Give back every line below unchanged, but leave out the pictures.

* RECORDS FOR PROCESSING
☆ ☆ ☆ ☆ ☆ ☆ ☆

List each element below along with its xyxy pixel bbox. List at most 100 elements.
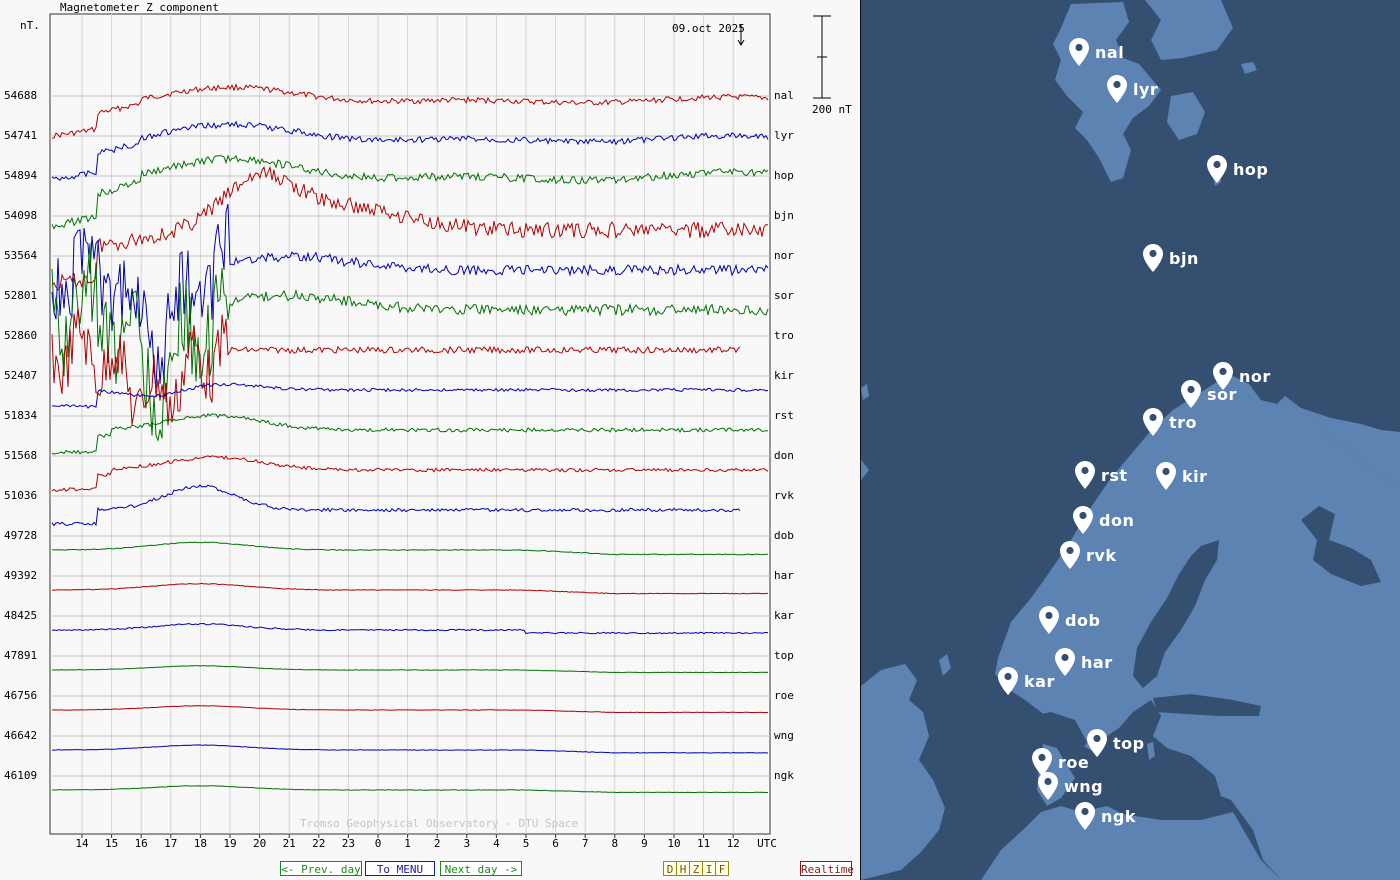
station-label-roe: roe (774, 689, 794, 702)
station-marker-hop[interactable]: hop (1207, 155, 1268, 183)
realtime-button[interactable]: Realtime (800, 861, 854, 876)
station-marker-label: wng (1064, 776, 1104, 796)
x-tick-label: 20 (253, 837, 266, 850)
station-marker-label: har (1081, 652, 1113, 672)
x-tick-label: 2 (434, 837, 441, 850)
kola-land (1301, 408, 1400, 486)
station-label-nal: nal (774, 89, 794, 102)
map-pin-icon (1087, 729, 1107, 757)
station-marker-bjn[interactable]: bjn (1143, 244, 1199, 272)
series-line-wng (51, 744, 769, 754)
station-marker-label: bjn (1169, 248, 1199, 268)
magnetometer-chart: Magnetometer Z component nT. 09.oct 2025… (4, 1, 852, 850)
to-menu-button[interactable]: To MENU (365, 861, 435, 876)
baseline-label-kar: 48425 (4, 609, 37, 622)
station-marker-ngk[interactable]: ngk (1075, 802, 1136, 830)
station-marker-har[interactable]: har (1055, 648, 1113, 676)
station-marker-tro[interactable]: tro (1143, 408, 1197, 436)
map-pin-icon (1213, 362, 1233, 390)
baseline-label-ngk: 46109 (4, 769, 37, 782)
station-marker-rvk[interactable]: rvk (1060, 541, 1116, 569)
station-marker-label: rvk (1086, 545, 1117, 565)
station-map: nal lyr hop bjn nor sor tro rst kir don rvk dob har k… (861, 0, 1400, 880)
component-i-button[interactable]: I (702, 861, 716, 876)
x-tick-label: 3 (463, 837, 470, 850)
station-marker-label: don (1099, 510, 1135, 530)
series-line-roe (51, 705, 769, 714)
station-marker-sor[interactable]: sor (1181, 380, 1237, 408)
station-marker-label: lyr (1133, 79, 1159, 99)
x-tick-label: 19 (223, 837, 236, 850)
x-tick-label: 7 (582, 837, 589, 850)
station-marker-rst[interactable]: rst (1075, 461, 1128, 489)
baseline-label-kir: 52407 (4, 369, 37, 382)
y-unit-label: nT. (20, 19, 40, 32)
faroe-land (861, 384, 869, 400)
baseline-label-bjn: 54098 (4, 209, 37, 222)
series-line-har (51, 582, 768, 595)
station-marker-label: sor (1207, 384, 1237, 404)
prev-day-button[interactable]: <- Prev. day (280, 861, 362, 876)
station-label-kir: kir (774, 369, 794, 382)
x-tick-label: 17 (164, 837, 177, 850)
map-pin-icon (1156, 462, 1176, 490)
shetland-land (939, 654, 951, 676)
component-z-button[interactable]: Z (689, 861, 703, 876)
x-tick-label: 10 (667, 837, 680, 850)
station-marker-kar[interactable]: kar (998, 667, 1055, 695)
chart-title: Magnetometer Z component (60, 1, 219, 14)
series-line-nal (51, 83, 769, 139)
station-label-kar: kar (774, 609, 794, 622)
station-marker-nor[interactable]: nor (1213, 362, 1271, 390)
station-label-hop: hop (774, 169, 794, 182)
series-line-hop (51, 154, 769, 230)
component-d-button[interactable]: D (663, 861, 677, 876)
station-marker-label: kar (1024, 671, 1055, 691)
map-pin-icon (1073, 506, 1093, 534)
x-tick-label: 23 (342, 837, 355, 850)
series-line-lyr (51, 120, 769, 182)
component-h-button[interactable]: H (676, 861, 690, 876)
baseline-label-sor: 52801 (4, 289, 37, 302)
component-f-button[interactable]: F (715, 861, 729, 876)
station-marker-wng[interactable]: wng (1038, 772, 1103, 800)
station-marker-label: kir (1182, 466, 1208, 486)
station-marker-nal[interactable]: nal (1069, 38, 1124, 66)
europe-land (981, 806, 1281, 880)
station-marker-label: ngk (1101, 806, 1136, 826)
station-label-har: har (774, 569, 794, 582)
map-pin-icon (1060, 541, 1080, 569)
station-marker-kir[interactable]: kir (1156, 462, 1208, 490)
series-line-rvk (51, 484, 741, 527)
station-marker-lyr[interactable]: lyr (1107, 75, 1158, 103)
station-label-wng: wng (774, 729, 794, 742)
map-pin-icon (1075, 802, 1095, 830)
series-line-bjn (51, 165, 769, 291)
series-line-kar (51, 622, 769, 635)
station-marker-roe[interactable]: roe (1032, 748, 1089, 776)
x-tick-label: 6 (552, 837, 559, 850)
station-marker-label: tro (1169, 412, 1198, 432)
station-marker-don[interactable]: don (1073, 506, 1134, 534)
series-line-kir (52, 382, 769, 409)
series-line-ngk (52, 785, 768, 794)
station-marker-label: nal (1095, 42, 1125, 62)
date-marker-arrow (737, 39, 745, 46)
series-line-don (51, 455, 769, 492)
scandinavia-land (995, 376, 1400, 880)
series-line-sor (51, 243, 769, 443)
next-day-button[interactable]: Next day -> (440, 861, 522, 876)
x-tick-label: 16 (135, 837, 148, 850)
map-pin-icon (1107, 75, 1127, 103)
station-marker-top[interactable]: top (1087, 729, 1145, 757)
station-marker-label: nor (1239, 366, 1271, 386)
x-tick-label: 21 (283, 837, 296, 850)
x-tick-label: 0 (375, 837, 382, 850)
station-label-top: top (774, 649, 794, 662)
station-marker-dob[interactable]: dob (1039, 606, 1100, 634)
series-line-rst (51, 413, 769, 455)
station-marker-label: top (1113, 733, 1145, 753)
kvitoya-island (1241, 62, 1257, 74)
map-pin-icon (1069, 38, 1089, 66)
station-label-don: don (774, 449, 794, 462)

☆ ☆ ☆ ☆ ☆ ☆ ☆

* THE REPLY
List each element below along with its xyxy pixel bbox. List at most 100 elements.
station-label-roe: roe (774, 689, 794, 702)
station-marker-hop[interactable]: hop (1207, 155, 1268, 183)
realtime-button[interactable]: Realtime (800, 861, 854, 876)
station-marker-label: wng (1064, 776, 1104, 796)
x-tick-label: 20 (253, 837, 266, 850)
station-marker-label: har (1081, 652, 1113, 672)
x-tick-label: 2 (434, 837, 441, 850)
kola-land (1301, 408, 1400, 486)
station-label-nal: nal (774, 89, 794, 102)
map-pin-icon (1087, 729, 1107, 757)
station-marker-bjn[interactable]: bjn (1143, 244, 1199, 272)
series-line-wng (51, 744, 769, 754)
station-marker-label: bjn (1169, 248, 1199, 268)
magnetometer-chart: Magnetometer Z component nT. 09.oct 2025… (4, 1, 852, 850)
to-menu-button[interactable]: To MENU (365, 861, 435, 876)
baseline-label-kar: 48425 (4, 609, 37, 622)
station-marker-ngk[interactable]: ngk (1075, 802, 1136, 830)
station-marker-har[interactable]: har (1055, 648, 1113, 676)
station-marker-tro[interactable]: tro (1143, 408, 1197, 436)
map-pin-icon (1213, 362, 1233, 390)
baseline-label-ngk: 46109 (4, 769, 37, 782)
station-marker-rvk[interactable]: rvk (1060, 541, 1116, 569)
station-marker-label: rvk (1086, 545, 1117, 565)
station-map: nal lyr hop bjn nor sor tro rst kir don rvk dob har k… (861, 0, 1400, 880)
component-i-button[interactable]: I (702, 861, 716, 876)
x-tick-label: 3 (463, 837, 470, 850)
station-marker-label: don (1099, 510, 1135, 530)
series-line-roe (51, 705, 769, 714)
station-marker-sor[interactable]: sor (1181, 380, 1237, 408)
station-marker-label: lyr (1133, 79, 1159, 99)
x-tick-label: 19 (223, 837, 236, 850)
x-tick-label: 7 (582, 837, 589, 850)
station-marker-rst[interactable]: rst (1075, 461, 1128, 489)
baseline-label-kir: 52407 (4, 369, 37, 382)
y-unit-label: nT. (20, 19, 40, 32)
faroe-land (861, 384, 869, 400)
baseline-label-bjn: 54098 (4, 209, 37, 222)
series-line-har (51, 582, 768, 595)
station-marker-label: sor (1207, 384, 1237, 404)
prev-day-button[interactable]: <- Prev. day (280, 861, 362, 876)
station-label-kir: kir (774, 369, 794, 382)
x-tick-label: 17 (164, 837, 177, 850)
map-pin-icon (1156, 462, 1176, 490)
shetland-land (939, 654, 951, 676)
component-z-button[interactable]: Z (689, 861, 703, 876)
x-tick-label: 10 (667, 837, 680, 850)
station-marker-kar[interactable]: kar (998, 667, 1055, 695)
chart-title: Magnetometer Z component (60, 1, 219, 14)
series-line-nal (51, 83, 769, 139)
station-label-kar: kar (774, 609, 794, 622)
station-marker-nor[interactable]: nor (1213, 362, 1271, 390)
station-label-hop: hop (774, 169, 794, 182)
series-line-hop (51, 154, 769, 230)
component-d-button[interactable]: D (663, 861, 677, 876)
station-marker-label: kar (1024, 671, 1055, 691)
map-pin-icon (1073, 506, 1093, 534)
x-tick-label: 23 (342, 837, 355, 850)
series-line-lyr (51, 120, 769, 182)
component-h-button[interactable]: H (676, 861, 690, 876)
baseline-label-sor: 52801 (4, 289, 37, 302)
component-f-button[interactable]: F (715, 861, 729, 876)
station-marker-wng[interactable]: wng (1038, 772, 1103, 800)
station-marker-label: kir (1182, 466, 1208, 486)
station-marker-nal[interactable]: nal (1069, 38, 1124, 66)
europe-land (981, 806, 1281, 880)
station-marker-label: ngk (1101, 806, 1136, 826)
station-label-har: har (774, 569, 794, 582)
map-pin-icon (1060, 541, 1080, 569)
station-marker-kir[interactable]: kir (1156, 462, 1208, 490)
series-line-rvk (51, 484, 741, 527)
station-marker-lyr[interactable]: lyr (1107, 75, 1158, 103)
station-label-wng: wng (774, 729, 794, 742)
map-pin-icon (1075, 802, 1095, 830)
series-line-bjn (51, 165, 769, 291)
series-line-kar (51, 622, 769, 635)
station-marker-roe[interactable]: roe (1032, 748, 1089, 776)
x-tick-label: 6 (552, 837, 559, 850)
station-marker-label: tro (1169, 412, 1198, 432)
station-marker-don[interactable]: don (1073, 506, 1134, 534)
series-line-kir (52, 382, 769, 409)
series-line-ngk (52, 785, 768, 794)
station-marker-label: nal (1095, 42, 1125, 62)
date-marker-arrow (737, 39, 745, 46)
series-line-don (51, 455, 769, 492)
scandinavia-land (995, 376, 1400, 880)
series-line-sor (51, 243, 769, 443)
next-day-button[interactable]: Next day -> (440, 861, 522, 876)
x-tick-label: 16 (135, 837, 148, 850)
map-pin-icon (1107, 75, 1127, 103)
station-marker-top[interactable]: top (1087, 729, 1145, 757)
station-marker-label: nor (1239, 366, 1271, 386)
x-tick-label: 21 (283, 837, 296, 850)
x-tick-label: 0 (375, 837, 382, 850)
station-label-top: top (774, 649, 794, 662)
station-marker-dob[interactable]: dob (1039, 606, 1100, 634)
series-line-rst (51, 413, 769, 455)
station-marker-label: top (1113, 733, 1145, 753)
kvitoya-island (1241, 62, 1257, 74)
map-pin-icon (1069, 38, 1089, 66)
station-label-don: don (774, 449, 794, 462)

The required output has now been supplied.